### Task prompt
Gather all lines containing the string "रहमत" and copy them out.

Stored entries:
──────────
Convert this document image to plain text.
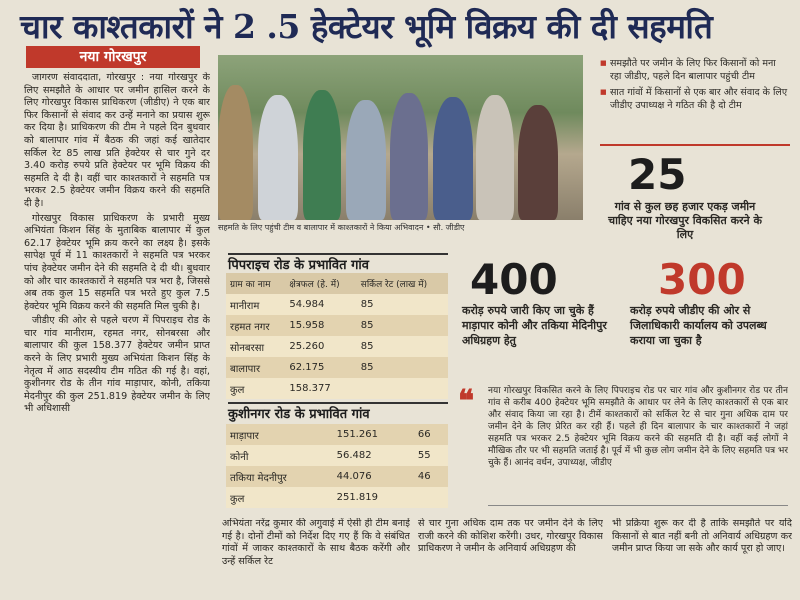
चार काश्तकारों ने 2 .5 हेक्टेयर भूमि विक्रय की दी सहमति
नया गोरखपुर

जागरण संवाददाता, गोरखपुर : नया गोरखपुर के लिए समझौते के आधार पर जमीन हासिल करने के लिए गोरखपुर विकास प्राधिकरण (जीडीए) ने एक बार फिर किसानों से संवाद कर उन्हें मनाने का प्रयास शुरू कर दिया है। प्राधिकरण की टीम ने पहले दिन बुधवार को बालापार गांव में बैठक की जहां कई खातेदार सर्किल रेट 85 लाख प्रति हेक्टेयर से चार गुने दर 3.40 करोड़ रुपये प्रति हेक्टेयर पर भूमि विक्रय की सहमति दे दी है। वहीं चार काश्तकारों ने सहमति पत्र भरकर 2.5 हेक्टेयर जमीन विक्रय करने की सहमति दी है।

गोरखपुर विकास प्राधिकरण के प्रभारी मुख्य अभियंता किशन सिंह के मुताबिक बालापार में कुल 62.17 हेक्टेयर भूमि क्रय करने का लक्ष्य है। इसके सापेक्ष पूर्व में 11 काश्तकारों ने सहमति पत्र भरकर पांच हेक्टेयर जमीन देने की सहमति दे दी थी। बुधवार को और चार काश्तकारों ने सहमति पत्र भरा है, जिससे अब तक कुल 15 सहमति पत्र भरते हुए कुल 7.5 हेक्टेयर भूमि विक्रय करने की सहमति मिल चुकी है।

जीडीए की ओर से पहले चरण में पिपराइच रोड के चार गांव मानीराम, रहमत नगर, सोनबरसा और बालापार की कुल 158.377 हेक्टेयर जमीन प्राप्त करने के लिए प्रभारी मुख्य अभियंता किशन सिंह के नेतृत्व में आठ सदस्यीय टीम गठित की गई है। वहां, कुशीनगर रोड के तीन गांव माड़ापार, कोनी, तकिया मेदनीपुर की कुल 251.819 हेक्टेयर जमीन के लिए भी अधिशासी

सहमति के लिए पहुंची टीम व बालापार में काश्तकारों ने किया अभिवादन • सौ. जीडीए
■ समझौते पर जमीन के लिए फिर किसानों को मना रहा जीडीए, पहले दिन बालापार पहुंची टीम
■ सात गांवों में किसानों से एक बार और संवाद के लिए जीडीए उपाध्यक्ष ने गठित की है दो टीम
25
गांव से कुल छह हजार एकड़ जमीन चाहिए नया गोरखपुर विकसित करने के लिए
400
करोड़ रुपये जारी किए जा चुके हैं माड़ापार कोनी और तकिया मेदिनीपुर अधिग्रहण हेतु
300
करोड़ रुपये जीडीए की ओर से जिलाधिकारी कार्यालय को उपलब्ध कराया जा चुका है
पिपराइच रोड के प्रभावित गांव
ग्राम का नाम	क्षेत्रफल (हे. में)	सर्किल रेट (लाख में)
मानीराम	54.984	85
रहमत नगर	15.958	85
सोनबरसा	25.260	85
बालापार	62.175	85
कुल	158.377	
कुशीनगर रोड के प्रभावित गांव
माड़ापार	151.261	66
कोनी	56.482	55
तकिया मेदनीपुर	44.076	46
कुल	251.819	
❝	नया गोरखपुर विकसित करने के लिए पिपराइच रोड पर चार गांव और कुशीनगर रोड पर तीन गांव से करीब 400 हेक्टेयर भूमि समझौते के आधार पर लेने के लिए काश्तकारों से एक बार और संवाद किया जा रहा है। टीमें काश्तकारों को सर्किल रेट से चार गुना अधिक दाम पर जमीन देने के लिए प्रेरित कर रही हैं। पहले ही दिन बालापार के चार काश्तकारों ने जहां सहमति पत्र भरकर 2.5 हेक्टेयर भूमि विक्रय करने की सहमति दी है। वहीं कई लोगों ने मौखिक तौर पर भी सहमति जताई है। पूर्व में भी कुछ लोग जमीन देने के लिए सहमति पत्र भर चुके हैं। आनंद वर्धन, उपाध्यक्ष, जीडीए
अभियंता नरेंद्र कुमार की अगुवाई में ऐसी ही टीम बनाई गई है। दोनों टीमों को निर्देश दिए गए हैं कि वे संबंधित गांवों में जाकर काश्तकारों के साथ बैठक करेंगी और उन्हें सर्किल रेट
से चार गुना अधिक दाम तक पर जमीन देने के लिए राजी करने की कोशिश करेंगी। उधर, गोरखपुर विकास प्राधिकरण ने जमीन के अनिवार्य अधिग्रहण की
भी प्रक्रिया शुरू कर दी है ताकि समझौते पर यदि किसानों से बात नहीं बनी तो अनिवार्य अधिग्रहण कर जमीन प्राप्त किया जा सके और कार्य पूरा हो जाए।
──────────
### Complete output
जीडीए की ओर से पहले चरण में पिपराइच रोड के चार गांव मानीराम, रहमत नगर, सोनबरसा और बालापार की कुल 158.377 हेक्टेयर जमीन प्राप्त करने के लिए प्रभारी मुख्य अभियंता किशन सिंह के नेतृत्व में आठ सदस्यीय टीम गठित की गई है। वहां, कुशीनगर रोड के तीन गांव माड़ापार, कोनी, तकिया मेदनीपुर की कुल 251.819 हेक्टेयर जमीन के लिए भी अधिशासी
रहमत नगर	15.958	85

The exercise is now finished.